- **GOAL**:
Go through the listing beneath this task and return every line that carries the string "Electric".

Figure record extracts

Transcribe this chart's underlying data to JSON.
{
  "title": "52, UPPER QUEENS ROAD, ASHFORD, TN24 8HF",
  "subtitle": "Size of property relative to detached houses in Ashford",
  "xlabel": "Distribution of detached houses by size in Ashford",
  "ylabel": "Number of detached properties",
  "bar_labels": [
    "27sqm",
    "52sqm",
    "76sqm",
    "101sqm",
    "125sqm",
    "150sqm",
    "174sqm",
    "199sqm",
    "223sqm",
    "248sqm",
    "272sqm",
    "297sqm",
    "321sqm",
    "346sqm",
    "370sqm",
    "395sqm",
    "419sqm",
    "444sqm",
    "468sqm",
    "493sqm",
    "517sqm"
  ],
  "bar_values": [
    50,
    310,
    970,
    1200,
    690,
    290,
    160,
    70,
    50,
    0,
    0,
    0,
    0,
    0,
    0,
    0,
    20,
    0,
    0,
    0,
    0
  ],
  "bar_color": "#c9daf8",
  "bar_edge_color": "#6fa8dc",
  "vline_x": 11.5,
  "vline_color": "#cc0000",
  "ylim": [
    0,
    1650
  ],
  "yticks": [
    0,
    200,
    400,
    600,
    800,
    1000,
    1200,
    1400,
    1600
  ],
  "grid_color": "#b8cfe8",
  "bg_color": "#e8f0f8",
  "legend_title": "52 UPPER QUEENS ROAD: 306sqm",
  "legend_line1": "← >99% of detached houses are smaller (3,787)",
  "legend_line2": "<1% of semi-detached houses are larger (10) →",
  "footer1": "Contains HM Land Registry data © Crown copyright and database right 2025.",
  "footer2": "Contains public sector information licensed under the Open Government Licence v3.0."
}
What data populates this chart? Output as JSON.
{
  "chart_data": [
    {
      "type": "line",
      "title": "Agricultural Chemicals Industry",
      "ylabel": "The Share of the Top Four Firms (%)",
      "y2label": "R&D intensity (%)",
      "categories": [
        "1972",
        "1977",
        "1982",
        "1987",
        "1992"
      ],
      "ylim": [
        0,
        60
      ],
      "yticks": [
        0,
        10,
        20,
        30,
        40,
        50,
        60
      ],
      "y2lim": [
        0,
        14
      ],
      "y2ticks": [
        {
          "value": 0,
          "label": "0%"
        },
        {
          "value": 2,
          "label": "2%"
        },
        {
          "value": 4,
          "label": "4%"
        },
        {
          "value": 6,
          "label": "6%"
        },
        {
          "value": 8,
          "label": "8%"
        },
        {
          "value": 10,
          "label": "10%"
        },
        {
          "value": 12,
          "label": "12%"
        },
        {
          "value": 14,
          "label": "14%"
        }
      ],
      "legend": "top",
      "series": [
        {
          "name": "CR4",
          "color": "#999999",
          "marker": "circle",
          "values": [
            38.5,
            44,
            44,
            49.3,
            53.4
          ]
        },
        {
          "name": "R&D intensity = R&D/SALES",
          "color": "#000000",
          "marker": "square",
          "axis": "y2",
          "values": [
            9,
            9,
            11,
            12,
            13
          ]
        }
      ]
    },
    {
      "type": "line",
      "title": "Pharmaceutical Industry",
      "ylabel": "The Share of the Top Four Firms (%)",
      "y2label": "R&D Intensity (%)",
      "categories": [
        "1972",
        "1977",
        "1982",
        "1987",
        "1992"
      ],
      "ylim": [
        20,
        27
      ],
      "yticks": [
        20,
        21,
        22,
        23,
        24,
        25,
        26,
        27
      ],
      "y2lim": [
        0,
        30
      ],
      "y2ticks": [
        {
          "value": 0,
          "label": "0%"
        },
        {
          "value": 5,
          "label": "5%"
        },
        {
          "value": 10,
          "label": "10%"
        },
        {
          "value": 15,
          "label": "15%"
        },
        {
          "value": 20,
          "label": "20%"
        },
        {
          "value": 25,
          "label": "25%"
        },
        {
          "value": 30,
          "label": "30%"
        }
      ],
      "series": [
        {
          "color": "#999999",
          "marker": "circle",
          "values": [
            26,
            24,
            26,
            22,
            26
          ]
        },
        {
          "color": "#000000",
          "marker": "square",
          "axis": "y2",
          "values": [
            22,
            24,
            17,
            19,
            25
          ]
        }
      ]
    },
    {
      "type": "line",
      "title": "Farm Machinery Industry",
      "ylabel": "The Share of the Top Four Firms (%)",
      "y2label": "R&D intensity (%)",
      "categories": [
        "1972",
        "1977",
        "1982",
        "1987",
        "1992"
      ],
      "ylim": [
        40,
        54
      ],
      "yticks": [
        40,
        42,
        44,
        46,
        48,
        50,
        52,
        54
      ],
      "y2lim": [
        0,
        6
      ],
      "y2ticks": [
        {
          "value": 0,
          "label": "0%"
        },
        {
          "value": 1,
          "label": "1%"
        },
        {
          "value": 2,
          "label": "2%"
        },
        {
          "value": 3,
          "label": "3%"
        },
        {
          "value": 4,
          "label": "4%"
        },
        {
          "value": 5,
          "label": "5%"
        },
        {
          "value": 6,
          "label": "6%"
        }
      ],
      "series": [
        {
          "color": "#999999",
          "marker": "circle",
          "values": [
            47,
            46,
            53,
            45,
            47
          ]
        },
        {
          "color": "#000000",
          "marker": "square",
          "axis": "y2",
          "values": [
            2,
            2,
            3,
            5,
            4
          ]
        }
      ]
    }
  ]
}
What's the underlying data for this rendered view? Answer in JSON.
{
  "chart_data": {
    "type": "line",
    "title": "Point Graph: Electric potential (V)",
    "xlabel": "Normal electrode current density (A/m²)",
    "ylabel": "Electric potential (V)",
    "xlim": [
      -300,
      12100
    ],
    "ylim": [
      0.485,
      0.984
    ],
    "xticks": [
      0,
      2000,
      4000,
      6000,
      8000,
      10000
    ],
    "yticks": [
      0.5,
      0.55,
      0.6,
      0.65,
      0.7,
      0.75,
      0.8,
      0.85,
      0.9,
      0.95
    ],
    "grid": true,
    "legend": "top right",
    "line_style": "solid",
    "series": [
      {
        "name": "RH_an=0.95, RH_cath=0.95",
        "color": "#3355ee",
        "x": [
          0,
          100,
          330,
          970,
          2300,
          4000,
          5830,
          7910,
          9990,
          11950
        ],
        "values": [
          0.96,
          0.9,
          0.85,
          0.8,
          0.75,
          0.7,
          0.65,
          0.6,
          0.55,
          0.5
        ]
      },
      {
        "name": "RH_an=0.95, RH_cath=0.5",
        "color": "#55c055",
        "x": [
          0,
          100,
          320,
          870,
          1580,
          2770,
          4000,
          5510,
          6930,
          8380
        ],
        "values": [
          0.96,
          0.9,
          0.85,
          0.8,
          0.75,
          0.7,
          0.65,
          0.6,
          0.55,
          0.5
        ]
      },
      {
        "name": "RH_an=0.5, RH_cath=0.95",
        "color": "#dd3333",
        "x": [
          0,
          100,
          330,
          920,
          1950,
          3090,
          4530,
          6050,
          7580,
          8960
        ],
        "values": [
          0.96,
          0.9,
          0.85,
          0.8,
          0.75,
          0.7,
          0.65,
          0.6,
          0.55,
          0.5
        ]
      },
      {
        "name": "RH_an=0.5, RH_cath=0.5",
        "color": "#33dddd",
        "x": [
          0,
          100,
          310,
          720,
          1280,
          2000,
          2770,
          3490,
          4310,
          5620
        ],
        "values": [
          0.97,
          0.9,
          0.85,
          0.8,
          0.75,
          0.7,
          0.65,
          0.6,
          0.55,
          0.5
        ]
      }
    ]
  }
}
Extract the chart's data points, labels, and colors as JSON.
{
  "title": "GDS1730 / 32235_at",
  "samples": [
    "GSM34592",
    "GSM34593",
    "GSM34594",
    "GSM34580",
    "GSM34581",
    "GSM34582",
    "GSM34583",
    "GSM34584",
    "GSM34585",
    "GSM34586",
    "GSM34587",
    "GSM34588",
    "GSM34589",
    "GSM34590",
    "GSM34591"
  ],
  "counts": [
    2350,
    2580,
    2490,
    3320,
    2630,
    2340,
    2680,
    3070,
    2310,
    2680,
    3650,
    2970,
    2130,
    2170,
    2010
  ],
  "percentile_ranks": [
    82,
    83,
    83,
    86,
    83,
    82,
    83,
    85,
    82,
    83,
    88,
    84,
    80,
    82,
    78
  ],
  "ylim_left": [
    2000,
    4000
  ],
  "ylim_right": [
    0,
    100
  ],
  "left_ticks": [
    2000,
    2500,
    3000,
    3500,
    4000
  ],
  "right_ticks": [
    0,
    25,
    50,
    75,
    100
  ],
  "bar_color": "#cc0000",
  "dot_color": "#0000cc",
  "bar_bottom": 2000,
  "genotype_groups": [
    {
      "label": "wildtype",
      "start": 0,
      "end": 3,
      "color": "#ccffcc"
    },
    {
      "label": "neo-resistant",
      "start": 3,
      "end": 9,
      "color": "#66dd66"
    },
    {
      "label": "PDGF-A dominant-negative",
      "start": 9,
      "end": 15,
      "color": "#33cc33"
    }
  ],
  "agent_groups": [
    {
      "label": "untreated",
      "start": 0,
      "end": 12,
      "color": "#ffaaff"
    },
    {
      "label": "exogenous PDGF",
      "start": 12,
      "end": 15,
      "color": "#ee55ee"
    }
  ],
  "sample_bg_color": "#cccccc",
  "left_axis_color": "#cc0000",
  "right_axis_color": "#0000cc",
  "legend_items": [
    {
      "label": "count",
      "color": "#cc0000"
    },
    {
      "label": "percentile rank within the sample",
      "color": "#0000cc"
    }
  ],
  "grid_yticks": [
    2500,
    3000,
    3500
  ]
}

- **FULL RESPONSE**:
    "title": "Point Graph: Electric potential (V)",
    "ylabel": "Electric potential (V)",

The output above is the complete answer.